--- Begin Input ---

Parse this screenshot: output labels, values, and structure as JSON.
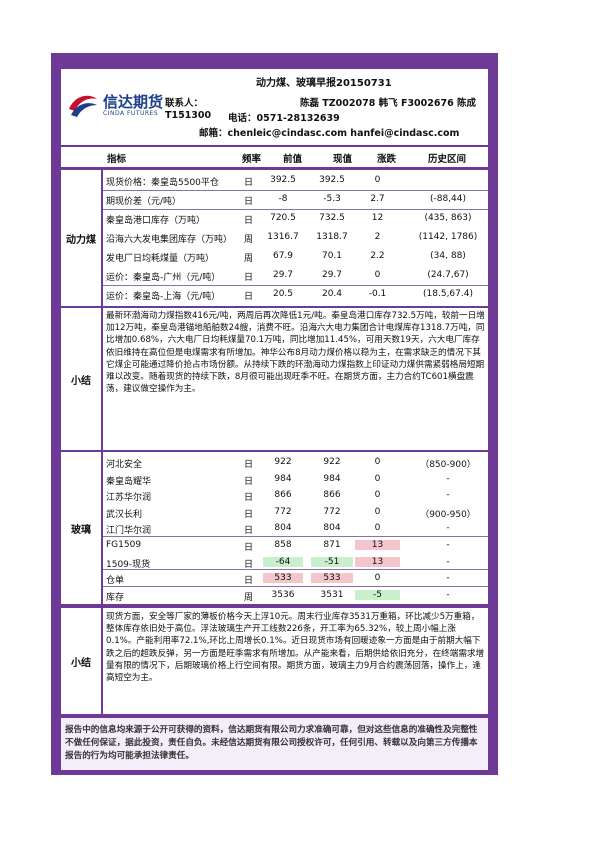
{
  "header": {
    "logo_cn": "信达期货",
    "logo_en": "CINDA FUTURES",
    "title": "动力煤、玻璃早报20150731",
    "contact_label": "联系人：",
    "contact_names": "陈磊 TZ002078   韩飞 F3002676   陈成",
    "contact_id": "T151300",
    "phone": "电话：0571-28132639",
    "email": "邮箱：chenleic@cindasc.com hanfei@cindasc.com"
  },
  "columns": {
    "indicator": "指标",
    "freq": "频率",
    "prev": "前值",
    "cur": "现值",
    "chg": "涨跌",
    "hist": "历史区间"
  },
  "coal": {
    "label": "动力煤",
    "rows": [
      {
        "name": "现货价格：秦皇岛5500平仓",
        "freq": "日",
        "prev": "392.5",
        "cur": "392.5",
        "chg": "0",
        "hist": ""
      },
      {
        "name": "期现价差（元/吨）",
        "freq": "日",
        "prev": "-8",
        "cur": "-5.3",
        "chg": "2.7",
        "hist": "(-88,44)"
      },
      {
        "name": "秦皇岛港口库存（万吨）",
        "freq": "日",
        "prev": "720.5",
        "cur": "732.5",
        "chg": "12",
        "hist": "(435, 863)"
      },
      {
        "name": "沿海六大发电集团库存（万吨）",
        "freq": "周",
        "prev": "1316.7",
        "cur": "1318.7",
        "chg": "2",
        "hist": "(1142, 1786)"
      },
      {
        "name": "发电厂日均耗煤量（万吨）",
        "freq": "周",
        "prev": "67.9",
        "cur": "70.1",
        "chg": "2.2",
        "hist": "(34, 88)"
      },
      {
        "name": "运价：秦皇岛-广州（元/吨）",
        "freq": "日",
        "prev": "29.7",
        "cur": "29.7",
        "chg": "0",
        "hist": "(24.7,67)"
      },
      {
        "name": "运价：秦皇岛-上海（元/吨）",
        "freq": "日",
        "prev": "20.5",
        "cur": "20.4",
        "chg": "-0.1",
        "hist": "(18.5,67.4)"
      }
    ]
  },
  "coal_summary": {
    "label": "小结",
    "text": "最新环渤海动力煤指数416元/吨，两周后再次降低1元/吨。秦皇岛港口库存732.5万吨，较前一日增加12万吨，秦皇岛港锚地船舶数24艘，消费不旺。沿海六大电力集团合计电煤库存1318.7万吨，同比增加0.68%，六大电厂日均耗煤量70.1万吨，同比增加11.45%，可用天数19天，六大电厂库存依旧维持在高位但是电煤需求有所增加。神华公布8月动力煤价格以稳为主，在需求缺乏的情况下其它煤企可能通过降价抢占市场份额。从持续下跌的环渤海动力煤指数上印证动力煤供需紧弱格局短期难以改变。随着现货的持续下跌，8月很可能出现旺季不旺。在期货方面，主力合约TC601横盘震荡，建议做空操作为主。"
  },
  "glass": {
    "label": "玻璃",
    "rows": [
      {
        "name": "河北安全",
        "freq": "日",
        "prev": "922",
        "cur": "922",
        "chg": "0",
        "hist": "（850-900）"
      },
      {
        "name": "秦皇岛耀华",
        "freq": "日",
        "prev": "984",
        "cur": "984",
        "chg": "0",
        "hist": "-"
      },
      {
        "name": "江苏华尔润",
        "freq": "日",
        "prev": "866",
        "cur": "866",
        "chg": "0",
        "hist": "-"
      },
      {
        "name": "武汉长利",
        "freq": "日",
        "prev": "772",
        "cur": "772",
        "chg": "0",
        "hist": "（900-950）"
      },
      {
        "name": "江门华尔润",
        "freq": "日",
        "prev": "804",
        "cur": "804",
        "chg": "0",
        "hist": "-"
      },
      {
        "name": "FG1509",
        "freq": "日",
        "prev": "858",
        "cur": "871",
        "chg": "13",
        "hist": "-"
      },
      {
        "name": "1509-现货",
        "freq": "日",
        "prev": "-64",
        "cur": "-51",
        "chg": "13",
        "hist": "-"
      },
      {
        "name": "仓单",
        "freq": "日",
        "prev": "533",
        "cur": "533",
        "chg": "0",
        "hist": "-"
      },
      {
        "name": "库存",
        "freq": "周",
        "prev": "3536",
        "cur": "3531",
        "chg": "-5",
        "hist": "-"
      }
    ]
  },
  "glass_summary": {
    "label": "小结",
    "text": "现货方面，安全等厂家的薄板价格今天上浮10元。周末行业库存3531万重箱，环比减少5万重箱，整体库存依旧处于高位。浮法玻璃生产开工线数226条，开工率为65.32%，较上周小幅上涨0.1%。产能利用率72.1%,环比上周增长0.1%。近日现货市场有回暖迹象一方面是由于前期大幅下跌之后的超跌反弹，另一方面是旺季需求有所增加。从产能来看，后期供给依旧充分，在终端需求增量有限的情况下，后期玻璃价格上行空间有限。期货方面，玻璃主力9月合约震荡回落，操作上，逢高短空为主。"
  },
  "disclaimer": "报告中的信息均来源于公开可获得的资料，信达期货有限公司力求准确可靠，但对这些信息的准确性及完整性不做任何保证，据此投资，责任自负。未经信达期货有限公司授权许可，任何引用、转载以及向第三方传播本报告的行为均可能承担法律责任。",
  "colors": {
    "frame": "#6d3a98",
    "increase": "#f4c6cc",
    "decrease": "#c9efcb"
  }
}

--- End Input ---

Problem statement: Copy each line holding the word "text" from the listing above.

The answer:
    "text": "最新环渤海动力煤指数416元/吨，两周后再次降低1元/吨。秦皇岛港口库存732.5万吨，较前一日增加12万吨，秦皇岛港锚地船舶数24艘，消费不旺。沿海六大电力集团合计电煤库存1318.7万吨，同比增加0.68%，六大电厂日均耗煤量70.1万吨，同比增加11.45%，可用天数19天，六大电厂库存依旧维持在高位但是电煤需求有所增加。神华公布8月动力煤价格以稳为主，在需求缺乏的情况下其它煤企可能通过降价抢占市场份额。从持续下跌的环渤海动力煤指数上印证动力煤供需紧弱格局短期难以改变。随着现货的持续下跌，8月很可能出现旺季不旺。在期货方面，主力合约TC601横盘震荡，建议做空操作为主。"
    "text": "现货方面，安全等厂家的薄板价格今天上浮10元。周末行业库存3531万重箱，环比减少5万重箱，整体库存依旧处于高位。浮法玻璃生产开工线数226条，开工率为65.32%，较上周小幅上涨0.1%。产能利用率72.1%,环比上周增长0.1%。近日现货市场有回暖迹象一方面是由于前期大幅下跌之后的超跌反弹，另一方面是旺季需求有所增加。从产能来看，后期供给依旧充分，在终端需求增量有限的情况下，后期玻璃价格上行空间有限。期货方面，玻璃主力9月合约震荡回落，操作上，逢高短空为主。"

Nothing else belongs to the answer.